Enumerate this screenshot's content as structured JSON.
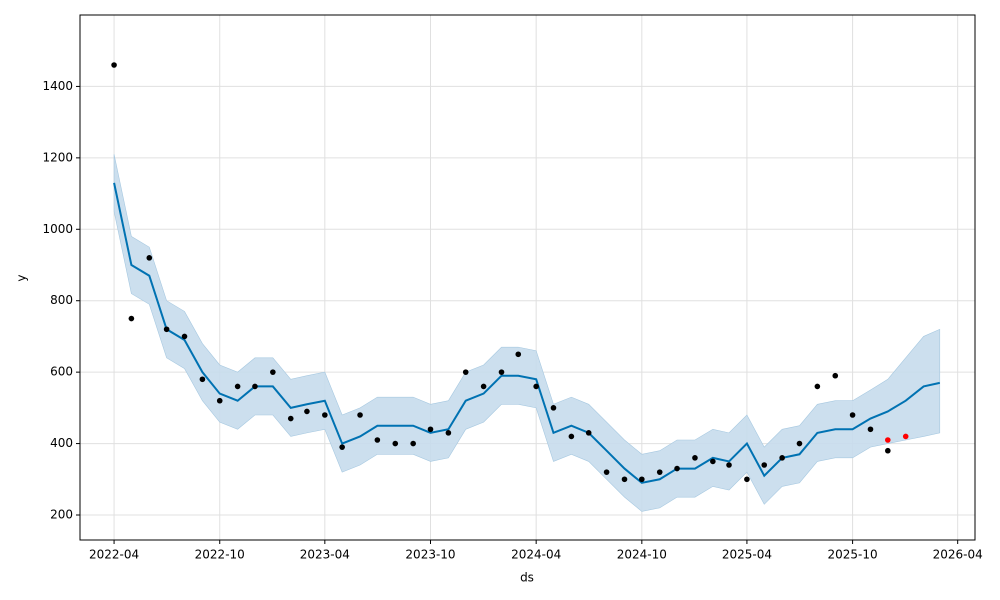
{
  "chart_data": {
    "type": "forecast",
    "x_label": "ds",
    "y_label": "y",
    "x": [
      "2022-04",
      "2022-05",
      "2022-06",
      "2022-07",
      "2022-08",
      "2022-09",
      "2022-10",
      "2022-11",
      "2022-12",
      "2023-01",
      "2023-02",
      "2023-03",
      "2023-04",
      "2023-05",
      "2023-06",
      "2023-07",
      "2023-08",
      "2023-09",
      "2023-10",
      "2023-11",
      "2023-12",
      "2024-01",
      "2024-02",
      "2024-03",
      "2024-04",
      "2024-05",
      "2024-06",
      "2024-07",
      "2024-08",
      "2024-09",
      "2024-10",
      "2024-11",
      "2024-12",
      "2025-01",
      "2025-02",
      "2025-03",
      "2025-04",
      "2025-05",
      "2025-06",
      "2025-07",
      "2025-08",
      "2025-09",
      "2025-10",
      "2025-11",
      "2025-12",
      "2026-01",
      "2026-02",
      "2026-03"
    ],
    "series": [
      {
        "color": "#000000",
        "style": "points",
        "values": [
          1460,
          750,
          920,
          720,
          700,
          580,
          520,
          560,
          560,
          600,
          470,
          490,
          480,
          390,
          480,
          410,
          400,
          400,
          440,
          430,
          600,
          560,
          600,
          650,
          560,
          500,
          420,
          430,
          320,
          300,
          300,
          320,
          330,
          360,
          350,
          340,
          300,
          340,
          360,
          400,
          560,
          590,
          480,
          440,
          380,
          null,
          null,
          null
        ]
      },
      {
        "color": "#0072b2",
        "style": "line",
        "values": [
          1130,
          900,
          870,
          720,
          690,
          600,
          540,
          520,
          560,
          560,
          500,
          510,
          520,
          400,
          420,
          450,
          450,
          450,
          430,
          440,
          520,
          540,
          590,
          590,
          580,
          430,
          450,
          430,
          380,
          330,
          290,
          300,
          330,
          330,
          360,
          350,
          400,
          310,
          360,
          370,
          430,
          440,
          440,
          470,
          490,
          520,
          560,
          570
        ]
      },
      {
        "color": "#c6dcec",
        "style": "band-lower",
        "values": [
          1050,
          820,
          790,
          640,
          610,
          520,
          460,
          440,
          480,
          480,
          420,
          430,
          440,
          320,
          340,
          370,
          370,
          370,
          350,
          360,
          440,
          460,
          510,
          510,
          500,
          350,
          370,
          350,
          300,
          250,
          210,
          220,
          250,
          250,
          280,
          270,
          320,
          230,
          280,
          290,
          350,
          360,
          360,
          390,
          400,
          410,
          420,
          430
        ]
      },
      {
        "color": "#c6dcec",
        "style": "band-upper",
        "values": [
          1210,
          980,
          950,
          800,
          770,
          680,
          620,
          600,
          640,
          640,
          580,
          590,
          600,
          480,
          500,
          530,
          530,
          530,
          510,
          520,
          600,
          620,
          670,
          670,
          660,
          510,
          530,
          510,
          460,
          410,
          370,
          380,
          410,
          410,
          440,
          430,
          480,
          390,
          440,
          450,
          510,
          520,
          520,
          550,
          580,
          640,
          700,
          720
        ]
      },
      {
        "color": "#ff0000",
        "style": "points",
        "values": [
          null,
          null,
          null,
          null,
          null,
          null,
          null,
          null,
          null,
          null,
          null,
          null,
          null,
          null,
          null,
          null,
          null,
          null,
          null,
          null,
          null,
          null,
          null,
          null,
          null,
          null,
          null,
          null,
          null,
          null,
          null,
          null,
          null,
          null,
          null,
          null,
          null,
          null,
          null,
          null,
          null,
          null,
          null,
          null,
          410,
          420,
          null,
          null
        ]
      }
    ],
    "xlim": [
      "2022-02",
      "2026-05"
    ],
    "xticks": [
      "2022-04",
      "2022-10",
      "2023-04",
      "2023-10",
      "2024-04",
      "2024-10",
      "2025-04",
      "2025-10",
      "2026-04"
    ],
    "ylim": [
      130,
      1600
    ],
    "yticks": [
      200,
      400,
      600,
      800,
      1000,
      1200,
      1400
    ],
    "grid": true
  }
}
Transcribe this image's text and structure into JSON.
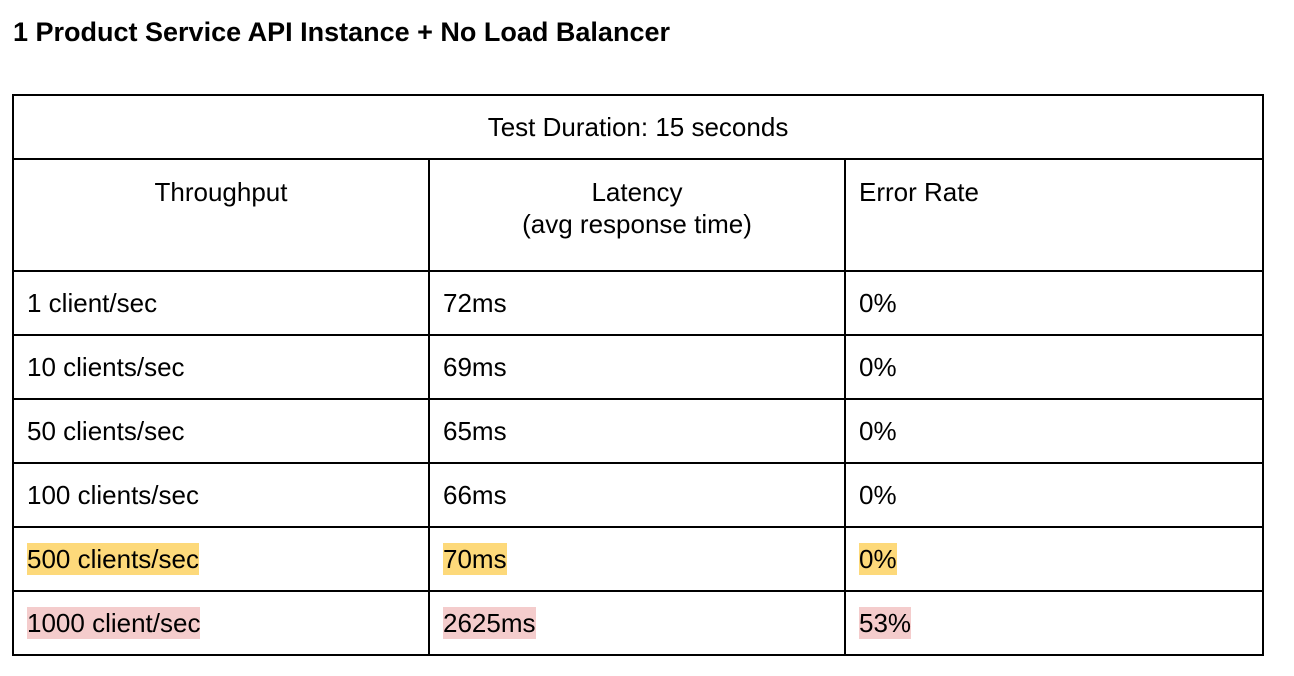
{
  "page": {
    "title": "1 Product Service API Instance + No Load Balancer"
  },
  "table": {
    "duration": "Test Duration: 15 seconds",
    "headers": {
      "throughput": "Throughput",
      "latency_line1": "Latency",
      "latency_line2": "(avg response time)",
      "error_rate": "Error Rate"
    },
    "rows": [
      {
        "throughput": "1 client/sec",
        "latency": "72ms",
        "error_rate": "0%",
        "highlight": "none"
      },
      {
        "throughput": "10 clients/sec",
        "latency": "69ms",
        "error_rate": "0%",
        "highlight": "none"
      },
      {
        "throughput": "50 clients/sec",
        "latency": "65ms",
        "error_rate": "0%",
        "highlight": "none"
      },
      {
        "throughput": "100 clients/sec",
        "latency": "66ms",
        "error_rate": "0%",
        "highlight": "none"
      },
      {
        "throughput": "500 clients/sec",
        "latency": "70ms",
        "error_rate": "0%",
        "highlight": "yellow"
      },
      {
        "throughput": "1000 client/sec",
        "latency": "2625ms",
        "error_rate": "53%",
        "highlight": "pink"
      }
    ]
  },
  "colors": {
    "highlight_yellow": "#fdd97a",
    "highlight_pink": "#f4cccc",
    "border": "#000000",
    "text": "#000000",
    "background": "#ffffff"
  }
}
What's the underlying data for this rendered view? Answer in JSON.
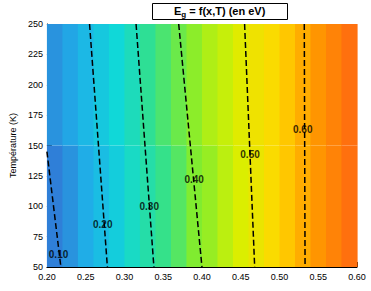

□ □ □ □

■ **What you will do**: Pick out every line above that contains the word "this" and copy it.

■ **Full answer**:
Enumerate this screenshot's content as structured JSON.
Transcribe this image's text and structure into JSON.
What's the underlying data for this rendered view? Answer in JSON.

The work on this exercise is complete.